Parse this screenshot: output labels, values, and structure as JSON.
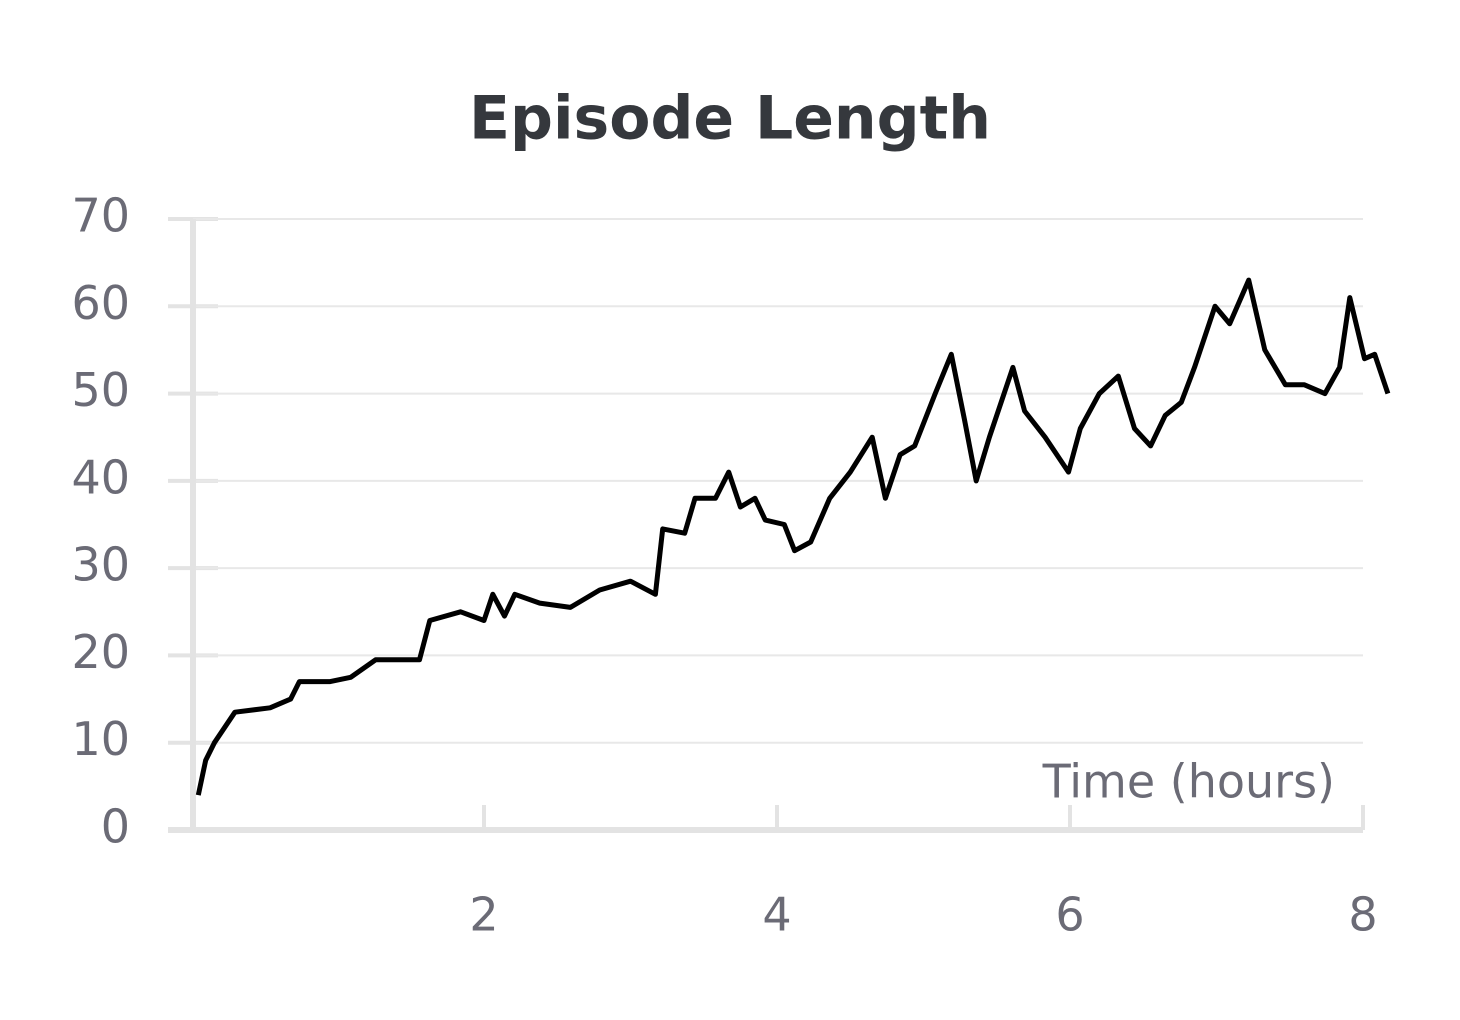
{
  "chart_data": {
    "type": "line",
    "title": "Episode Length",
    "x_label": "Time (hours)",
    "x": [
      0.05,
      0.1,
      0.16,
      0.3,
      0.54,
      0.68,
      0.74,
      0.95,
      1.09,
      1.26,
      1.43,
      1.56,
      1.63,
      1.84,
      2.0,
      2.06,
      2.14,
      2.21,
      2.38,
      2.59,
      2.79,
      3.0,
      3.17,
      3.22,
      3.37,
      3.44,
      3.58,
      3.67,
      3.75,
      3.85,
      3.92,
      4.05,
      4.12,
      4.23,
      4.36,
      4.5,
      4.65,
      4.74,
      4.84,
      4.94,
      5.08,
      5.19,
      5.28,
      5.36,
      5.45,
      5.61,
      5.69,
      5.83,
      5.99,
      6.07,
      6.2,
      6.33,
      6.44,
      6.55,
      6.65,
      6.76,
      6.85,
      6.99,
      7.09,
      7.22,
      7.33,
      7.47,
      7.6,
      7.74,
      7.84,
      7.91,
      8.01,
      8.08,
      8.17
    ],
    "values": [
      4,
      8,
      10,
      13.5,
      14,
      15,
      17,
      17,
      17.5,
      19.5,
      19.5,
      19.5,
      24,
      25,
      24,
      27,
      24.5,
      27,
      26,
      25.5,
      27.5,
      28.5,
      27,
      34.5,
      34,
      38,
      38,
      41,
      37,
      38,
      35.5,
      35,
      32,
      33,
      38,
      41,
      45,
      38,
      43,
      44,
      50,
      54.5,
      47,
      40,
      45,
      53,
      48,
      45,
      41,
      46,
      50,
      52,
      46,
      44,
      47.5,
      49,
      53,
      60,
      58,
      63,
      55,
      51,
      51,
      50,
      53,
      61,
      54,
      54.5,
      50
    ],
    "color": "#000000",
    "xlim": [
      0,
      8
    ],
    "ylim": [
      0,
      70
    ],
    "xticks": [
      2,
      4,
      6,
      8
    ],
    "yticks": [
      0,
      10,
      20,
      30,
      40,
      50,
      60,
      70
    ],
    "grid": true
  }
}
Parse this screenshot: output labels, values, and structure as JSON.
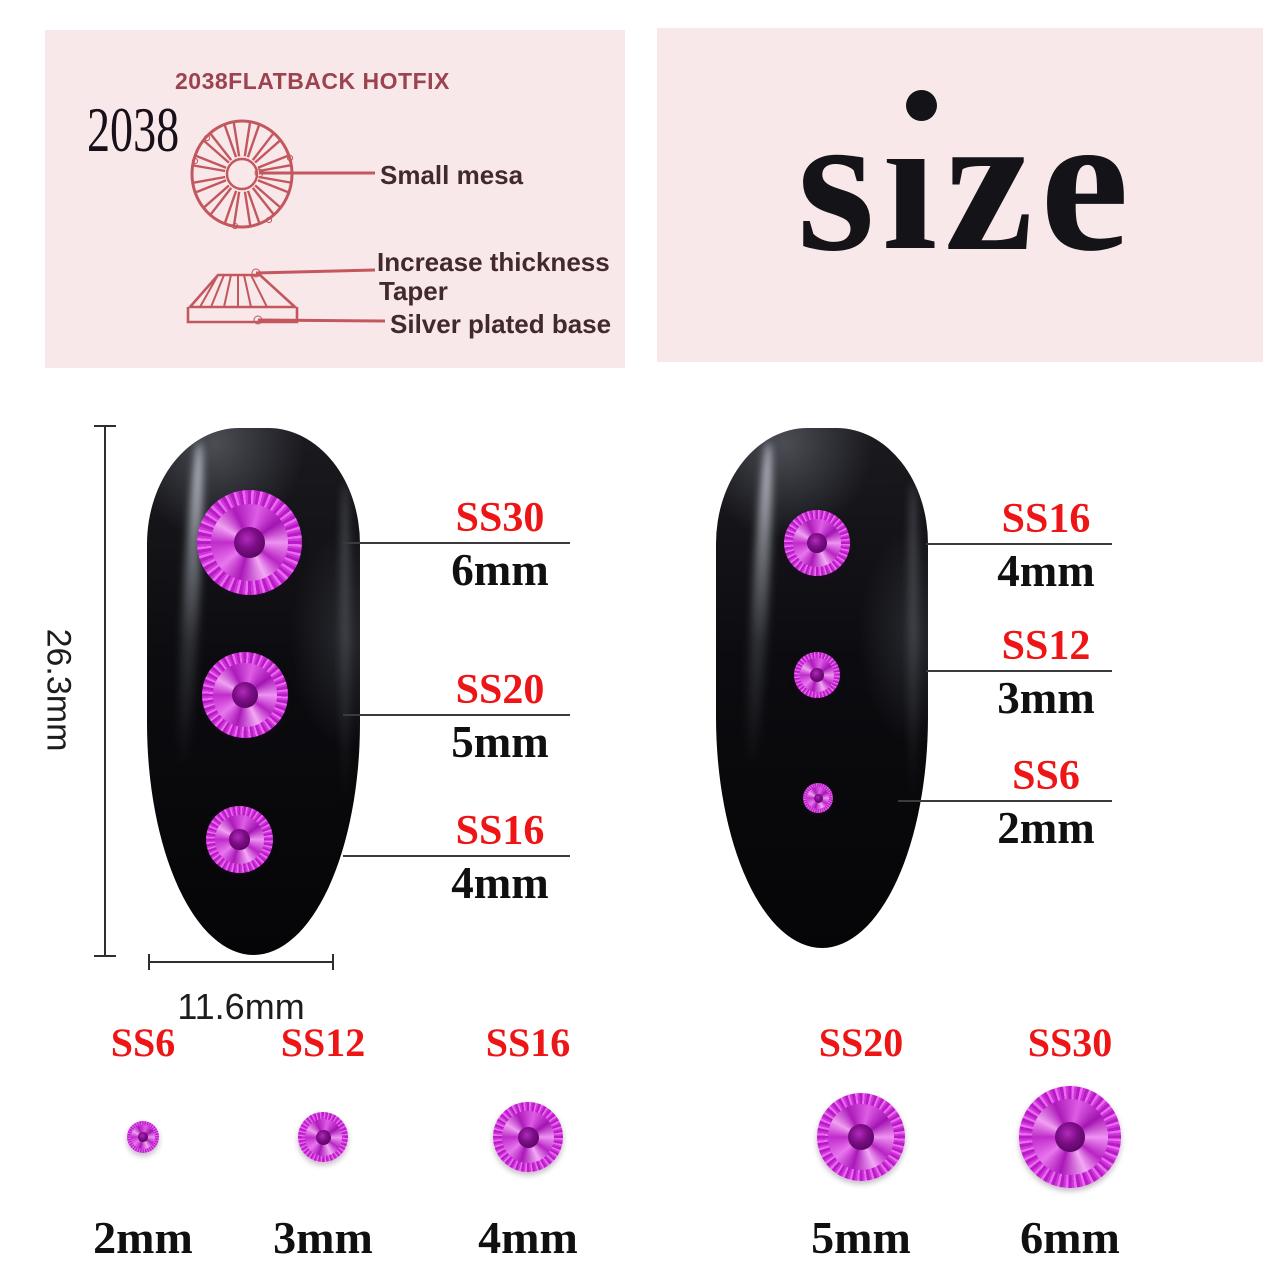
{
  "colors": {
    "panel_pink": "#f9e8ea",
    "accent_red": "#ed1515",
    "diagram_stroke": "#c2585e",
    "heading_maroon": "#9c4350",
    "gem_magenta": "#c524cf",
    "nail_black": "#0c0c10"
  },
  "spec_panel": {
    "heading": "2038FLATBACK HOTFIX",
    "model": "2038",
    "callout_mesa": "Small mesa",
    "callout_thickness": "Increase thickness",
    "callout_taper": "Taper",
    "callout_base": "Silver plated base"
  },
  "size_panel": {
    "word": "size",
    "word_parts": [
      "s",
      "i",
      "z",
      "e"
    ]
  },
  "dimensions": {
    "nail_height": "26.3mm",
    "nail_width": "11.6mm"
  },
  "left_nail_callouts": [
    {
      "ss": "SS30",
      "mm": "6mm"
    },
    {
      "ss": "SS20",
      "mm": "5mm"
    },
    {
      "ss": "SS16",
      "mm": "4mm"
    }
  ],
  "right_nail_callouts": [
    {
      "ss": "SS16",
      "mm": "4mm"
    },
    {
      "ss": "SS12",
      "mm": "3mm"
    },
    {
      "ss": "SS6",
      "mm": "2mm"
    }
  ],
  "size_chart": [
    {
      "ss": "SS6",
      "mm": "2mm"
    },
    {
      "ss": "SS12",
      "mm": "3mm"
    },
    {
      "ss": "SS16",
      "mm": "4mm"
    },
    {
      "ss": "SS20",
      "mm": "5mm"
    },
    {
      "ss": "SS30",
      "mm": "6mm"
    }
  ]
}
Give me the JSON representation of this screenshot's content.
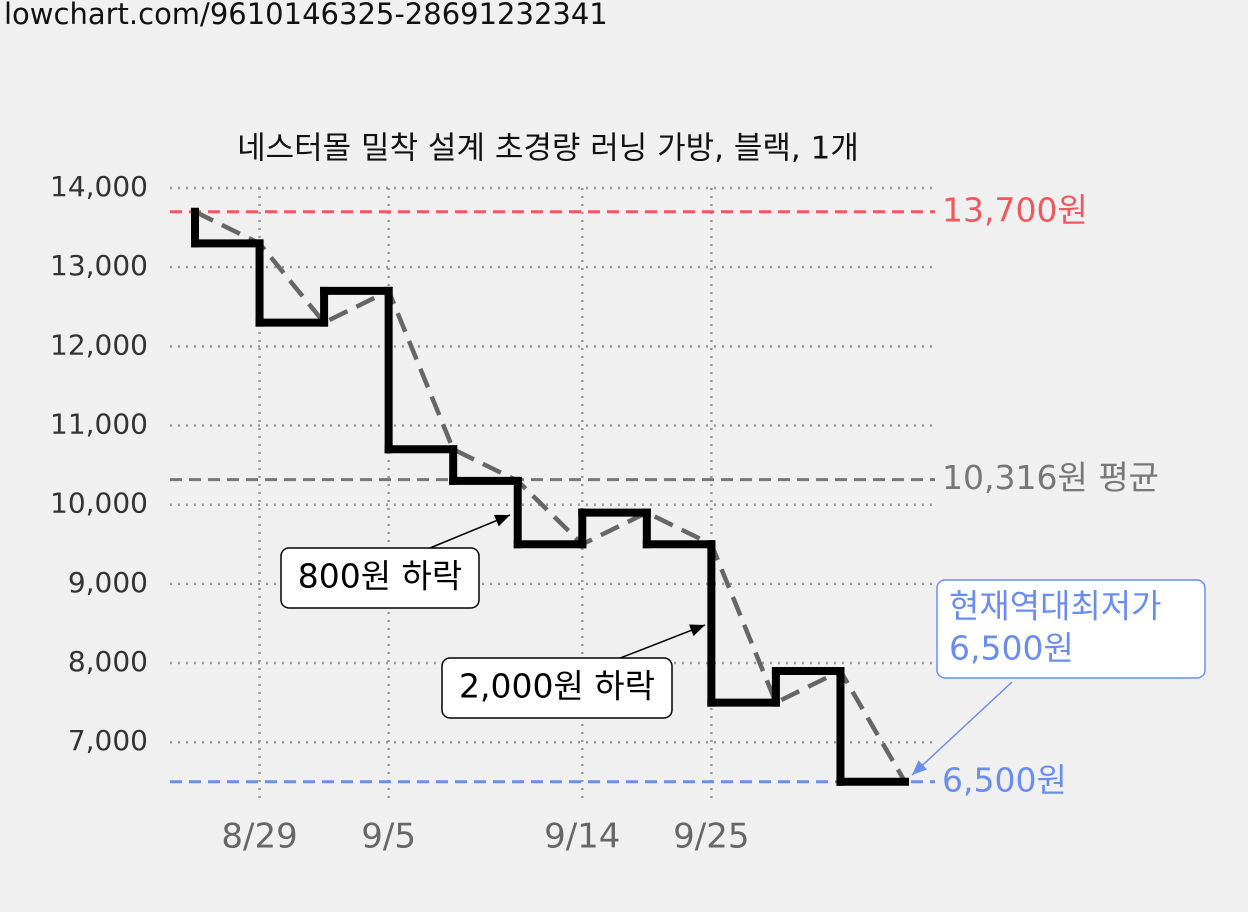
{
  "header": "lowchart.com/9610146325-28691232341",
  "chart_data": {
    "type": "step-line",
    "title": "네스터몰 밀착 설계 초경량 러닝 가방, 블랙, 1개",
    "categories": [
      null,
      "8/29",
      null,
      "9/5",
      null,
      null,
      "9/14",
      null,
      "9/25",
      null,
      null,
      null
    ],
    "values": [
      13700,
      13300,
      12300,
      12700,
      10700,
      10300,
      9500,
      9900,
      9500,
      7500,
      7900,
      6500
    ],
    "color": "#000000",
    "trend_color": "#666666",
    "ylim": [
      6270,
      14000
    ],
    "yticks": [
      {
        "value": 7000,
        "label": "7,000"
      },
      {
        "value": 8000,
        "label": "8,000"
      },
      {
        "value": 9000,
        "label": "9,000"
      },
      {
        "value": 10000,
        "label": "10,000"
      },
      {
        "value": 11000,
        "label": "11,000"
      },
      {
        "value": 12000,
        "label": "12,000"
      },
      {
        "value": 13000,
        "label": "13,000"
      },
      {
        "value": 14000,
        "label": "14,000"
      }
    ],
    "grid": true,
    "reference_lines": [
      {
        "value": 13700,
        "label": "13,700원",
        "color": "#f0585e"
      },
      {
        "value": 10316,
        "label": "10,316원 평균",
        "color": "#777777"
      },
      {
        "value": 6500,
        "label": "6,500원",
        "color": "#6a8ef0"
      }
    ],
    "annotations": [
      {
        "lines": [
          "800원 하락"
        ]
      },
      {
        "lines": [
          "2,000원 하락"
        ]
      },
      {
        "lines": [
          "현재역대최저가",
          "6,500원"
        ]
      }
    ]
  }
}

[Exercise] Write out the entries above verbatim; the pictures do not belong in your copy.

[Full answer]
Parse this screenshot: output labels, values, and structure as JSON.
{
  "chart_data": {
    "type": "line",
    "title": "Episode Length",
    "x_label": "Time (hours)",
    "x": [
      0.05,
      0.1,
      0.16,
      0.3,
      0.54,
      0.68,
      0.74,
      0.95,
      1.09,
      1.26,
      1.43,
      1.56,
      1.63,
      1.84,
      2.0,
      2.06,
      2.14,
      2.21,
      2.38,
      2.59,
      2.79,
      3.0,
      3.17,
      3.22,
      3.37,
      3.44,
      3.58,
      3.67,
      3.75,
      3.85,
      3.92,
      4.05,
      4.12,
      4.23,
      4.36,
      4.5,
      4.65,
      4.74,
      4.84,
      4.94,
      5.08,
      5.19,
      5.28,
      5.36,
      5.45,
      5.61,
      5.69,
      5.83,
      5.99,
      6.07,
      6.2,
      6.33,
      6.44,
      6.55,
      6.65,
      6.76,
      6.85,
      6.99,
      7.09,
      7.22,
      7.33,
      7.47,
      7.6,
      7.74,
      7.84,
      7.91,
      8.01,
      8.08,
      8.17
    ],
    "values": [
      4,
      8,
      10,
      13.5,
      14,
      15,
      17,
      17,
      17.5,
      19.5,
      19.5,
      19.5,
      24,
      25,
      24,
      27,
      24.5,
      27,
      26,
      25.5,
      27.5,
      28.5,
      27,
      34.5,
      34,
      38,
      38,
      41,
      37,
      38,
      35.5,
      35,
      32,
      33,
      38,
      41,
      45,
      38,
      43,
      44,
      50,
      54.5,
      47,
      40,
      45,
      53,
      48,
      45,
      41,
      46,
      50,
      52,
      46,
      44,
      47.5,
      49,
      53,
      60,
      58,
      63,
      55,
      51,
      51,
      50,
      53,
      61,
      54,
      54.5,
      50
    ],
    "color": "#000000",
    "xlim": [
      0,
      8
    ],
    "ylim": [
      0,
      70
    ],
    "xticks": [
      2,
      4,
      6,
      8
    ],
    "yticks": [
      0,
      10,
      20,
      30,
      40,
      50,
      60,
      70
    ],
    "grid": true
  }
}
Parse this screenshot: output labels, values, and structure as JSON.
{
  "colors": {
    "panel_pink": "#f9e8ea",
    "accent_red": "#ed1515",
    "diagram_stroke": "#c2585e",
    "heading_maroon": "#9c4350",
    "gem_magenta": "#c524cf",
    "nail_black": "#0c0c10"
  },
  "spec_panel": {
    "heading": "2038FLATBACK HOTFIX",
    "model": "2038",
    "callout_mesa": "Small mesa",
    "callout_thickness": "Increase thickness",
    "callout_taper": "Taper",
    "callout_base": "Silver plated base"
  },
  "size_panel": {
    "word": "size",
    "word_parts": [
      "s",
      "i",
      "z",
      "e"
    ]
  },
  "dimensions": {
    "nail_height": "26.3mm",
    "nail_width": "11.6mm"
  },
  "left_nail_callouts": [
    {
      "ss": "SS30",
      "mm": "6mm"
    },
    {
      "ss": "SS20",
      "mm": "5mm"
    },
    {
      "ss": "SS16",
      "mm": "4mm"
    }
  ],
  "right_nail_callouts": [
    {
      "ss": "SS16",
      "mm": "4mm"
    },
    {
      "ss": "SS12",
      "mm": "3mm"
    },
    {
      "ss": "SS6",
      "mm": "2mm"
    }
  ],
  "size_chart": [
    {
      "ss": "SS6",
      "mm": "2mm"
    },
    {
      "ss": "SS12",
      "mm": "3mm"
    },
    {
      "ss": "SS16",
      "mm": "4mm"
    },
    {
      "ss": "SS20",
      "mm": "5mm"
    },
    {
      "ss": "SS30",
      "mm": "6mm"
    }
  ]
}
Give me the JSON representation of this screenshot's content.
{
  "header": "lowchart.com/9610146325-28691232341",
  "chart_data": {
    "type": "step-line",
    "title": "네스터몰 밀착 설계 초경량 러닝 가방, 블랙, 1개",
    "categories": [
      null,
      "8/29",
      null,
      "9/5",
      null,
      null,
      "9/14",
      null,
      "9/25",
      null,
      null,
      null
    ],
    "values": [
      13700,
      13300,
      12300,
      12700,
      10700,
      10300,
      9500,
      9900,
      9500,
      7500,
      7900,
      6500
    ],
    "color": "#000000",
    "trend_color": "#666666",
    "ylim": [
      6270,
      14000
    ],
    "yticks": [
      {
        "value": 7000,
        "label": "7,000"
      },
      {
        "value": 8000,
        "label": "8,000"
      },
      {
        "value": 9000,
        "label": "9,000"
      },
      {
        "value": 10000,
        "label": "10,000"
      },
      {
        "value": 11000,
        "label": "11,000"
      },
      {
        "value": 12000,
        "label": "12,000"
      },
      {
        "value": 13000,
        "label": "13,000"
      },
      {
        "value": 14000,
        "label": "14,000"
      }
    ],
    "grid": true,
    "reference_lines": [
      {
        "value": 13700,
        "label": "13,700원",
        "color": "#f0585e"
      },
      {
        "value": 10316,
        "label": "10,316원 평균",
        "color": "#777777"
      },
      {
        "value": 6500,
        "label": "6,500원",
        "color": "#6a8ef0"
      }
    ],
    "annotations": [
      {
        "lines": [
          "800원 하락"
        ]
      },
      {
        "lines": [
          "2,000원 하락"
        ]
      },
      {
        "lines": [
          "현재역대최저가",
          "6,500원"
        ]
      }
    ]
  }
}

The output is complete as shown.